# Effective Theory of Flavor for Minimal Mirror Twin Higgs

**Authors:** Riccardo Barbieri, Lawrence J. Hall, Keisuke Harigaya

arXiv: 1706.05548 · 2017-10-25

## TL;DR

This paper develops a constrained minimal mirror twin Higgs model incorporating flavor hierarchies via suppression factors, predicting mirror sector spectra and dark matter properties, with testable experimental implications.

## Contribution

It introduces a new minimal mirror twin Higgs framework with flavor hierarchies tied to a single parameter, linking fermion masses, dark matter, and Higgs phenomenology.

## Key findings

- Mirror quark and lepton spectra are predicted in terms of the flavor suppression ratio.
- Mirror QCD scale and decoupling temperature are constrained by flavor structure.
- Dark matter candidates are constrained and testable by upcoming experiments.

### Excerpted data
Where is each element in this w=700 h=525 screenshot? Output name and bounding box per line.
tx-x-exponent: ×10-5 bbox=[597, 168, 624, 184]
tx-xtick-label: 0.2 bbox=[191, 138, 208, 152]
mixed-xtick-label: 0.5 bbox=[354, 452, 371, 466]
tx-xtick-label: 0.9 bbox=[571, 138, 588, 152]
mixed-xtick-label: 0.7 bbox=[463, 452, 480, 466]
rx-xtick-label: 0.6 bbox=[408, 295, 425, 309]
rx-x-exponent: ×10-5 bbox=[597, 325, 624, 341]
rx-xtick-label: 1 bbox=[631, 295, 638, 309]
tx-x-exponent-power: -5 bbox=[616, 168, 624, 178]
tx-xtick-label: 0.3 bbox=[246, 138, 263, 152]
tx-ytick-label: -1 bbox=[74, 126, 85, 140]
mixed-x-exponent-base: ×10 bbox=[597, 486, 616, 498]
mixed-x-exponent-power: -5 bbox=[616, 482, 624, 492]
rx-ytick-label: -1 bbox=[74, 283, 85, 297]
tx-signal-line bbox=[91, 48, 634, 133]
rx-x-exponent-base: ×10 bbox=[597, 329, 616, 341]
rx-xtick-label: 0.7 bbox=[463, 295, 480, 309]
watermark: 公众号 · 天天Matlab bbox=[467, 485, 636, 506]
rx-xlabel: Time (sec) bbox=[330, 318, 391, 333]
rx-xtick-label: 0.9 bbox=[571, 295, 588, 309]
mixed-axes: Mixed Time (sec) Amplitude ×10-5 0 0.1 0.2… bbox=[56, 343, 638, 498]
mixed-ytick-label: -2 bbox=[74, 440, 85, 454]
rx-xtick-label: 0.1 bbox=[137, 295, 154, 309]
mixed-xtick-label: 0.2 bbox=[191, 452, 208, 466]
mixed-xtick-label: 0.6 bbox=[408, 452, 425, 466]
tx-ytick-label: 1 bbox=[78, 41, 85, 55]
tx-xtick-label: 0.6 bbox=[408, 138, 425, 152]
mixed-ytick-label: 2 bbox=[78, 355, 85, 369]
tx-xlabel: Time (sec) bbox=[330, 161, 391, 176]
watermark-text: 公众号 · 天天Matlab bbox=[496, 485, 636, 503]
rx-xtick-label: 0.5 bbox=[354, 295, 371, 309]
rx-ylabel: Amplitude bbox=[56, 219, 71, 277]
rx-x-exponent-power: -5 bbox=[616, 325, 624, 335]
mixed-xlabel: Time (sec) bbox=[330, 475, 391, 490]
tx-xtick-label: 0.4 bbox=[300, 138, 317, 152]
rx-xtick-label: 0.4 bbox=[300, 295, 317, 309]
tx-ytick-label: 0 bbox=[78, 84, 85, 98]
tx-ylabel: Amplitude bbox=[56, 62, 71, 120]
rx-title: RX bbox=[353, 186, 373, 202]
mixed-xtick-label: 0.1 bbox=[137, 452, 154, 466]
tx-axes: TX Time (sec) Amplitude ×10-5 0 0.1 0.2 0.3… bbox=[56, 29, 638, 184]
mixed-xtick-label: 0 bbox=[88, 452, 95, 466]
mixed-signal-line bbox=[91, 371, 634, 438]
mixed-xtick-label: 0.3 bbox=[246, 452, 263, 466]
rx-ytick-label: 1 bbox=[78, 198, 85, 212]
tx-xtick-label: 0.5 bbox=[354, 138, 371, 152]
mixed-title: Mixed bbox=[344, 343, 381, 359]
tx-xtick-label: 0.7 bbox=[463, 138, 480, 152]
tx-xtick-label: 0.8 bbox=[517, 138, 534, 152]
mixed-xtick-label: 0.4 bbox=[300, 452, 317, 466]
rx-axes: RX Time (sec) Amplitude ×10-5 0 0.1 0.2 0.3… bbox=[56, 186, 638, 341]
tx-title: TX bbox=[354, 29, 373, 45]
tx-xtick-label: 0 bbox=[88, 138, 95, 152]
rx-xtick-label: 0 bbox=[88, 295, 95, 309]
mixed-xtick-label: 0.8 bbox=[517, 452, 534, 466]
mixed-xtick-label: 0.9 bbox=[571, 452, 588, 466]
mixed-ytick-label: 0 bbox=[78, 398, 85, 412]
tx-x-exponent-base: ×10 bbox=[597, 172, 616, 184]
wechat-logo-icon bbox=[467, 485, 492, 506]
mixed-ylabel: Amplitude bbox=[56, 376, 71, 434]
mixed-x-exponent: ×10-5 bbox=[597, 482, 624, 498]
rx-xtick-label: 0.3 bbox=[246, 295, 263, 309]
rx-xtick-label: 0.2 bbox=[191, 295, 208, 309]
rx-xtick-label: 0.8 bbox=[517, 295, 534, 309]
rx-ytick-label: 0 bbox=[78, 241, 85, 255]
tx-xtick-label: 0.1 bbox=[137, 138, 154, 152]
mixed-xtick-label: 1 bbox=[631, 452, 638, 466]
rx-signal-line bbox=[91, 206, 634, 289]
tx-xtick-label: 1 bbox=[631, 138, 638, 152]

### Stated problem A
Answer these from the mirror twin Higgs summary:
(i) What is the paper's arXiv number?
(ii) What are the flavor hierarchies tied to in the new framework?
(iii) In terms of what are the mirror quark and lepton spectra predicted?
### Stated problem B
Name every author listed in the mirror twin Higgs summary.
### Stated problem C
Continue the mirror twin Higgs summary from its last line.
The data above plays no part in this.

### Written answer A
(i) 1706.05548
(ii) A single parameter
(iii) The flavor suppression ratio

### Written answer B
Riccardo Barbieri, Lawrence J. Hall, Keisuke Harigaya

### Written answer C
## Abstract

We consider two copies of the Standard Model, interchanged by an exact parity symmetry, P. The observed fermion mass hierarchy is described by suppression factors $\epsilon^{n_i}$ for charged fermion $i$, as can arise in Froggatt-Nielsen and extra-dimensional theories of flavor. The corresponding flavor factors in the mirror sector are $\epsilon'^{n_i}$, so that spontaneous breaking of the parity P arises from a single parameter $\epsilon'/\epsilon$, yielding a tightly constrained version of Minimal Mirror Twin Higgs, introduced in our previous paper. Models are studied for simple values of $n_i$, including in particular one with SU(5)-compatibility, that describe the observed fermion mass hierarchy. The entire mirror quark and charged lepton spectrum is broadly predicted in terms of $\epsilon'/\epsilon$, as are the mirror QCD scale and the decoupling temperature between the two sectors. Helium-, hydrogen- and neutron-like mirror dark matter candidates are constrained by self-scattering and relic ionization. In each case, the allowed parameter space can be fully probed by proposed direct detection experiments. Correlated predictions are made as well for the Higgs signal strength and the amount of dark radiation.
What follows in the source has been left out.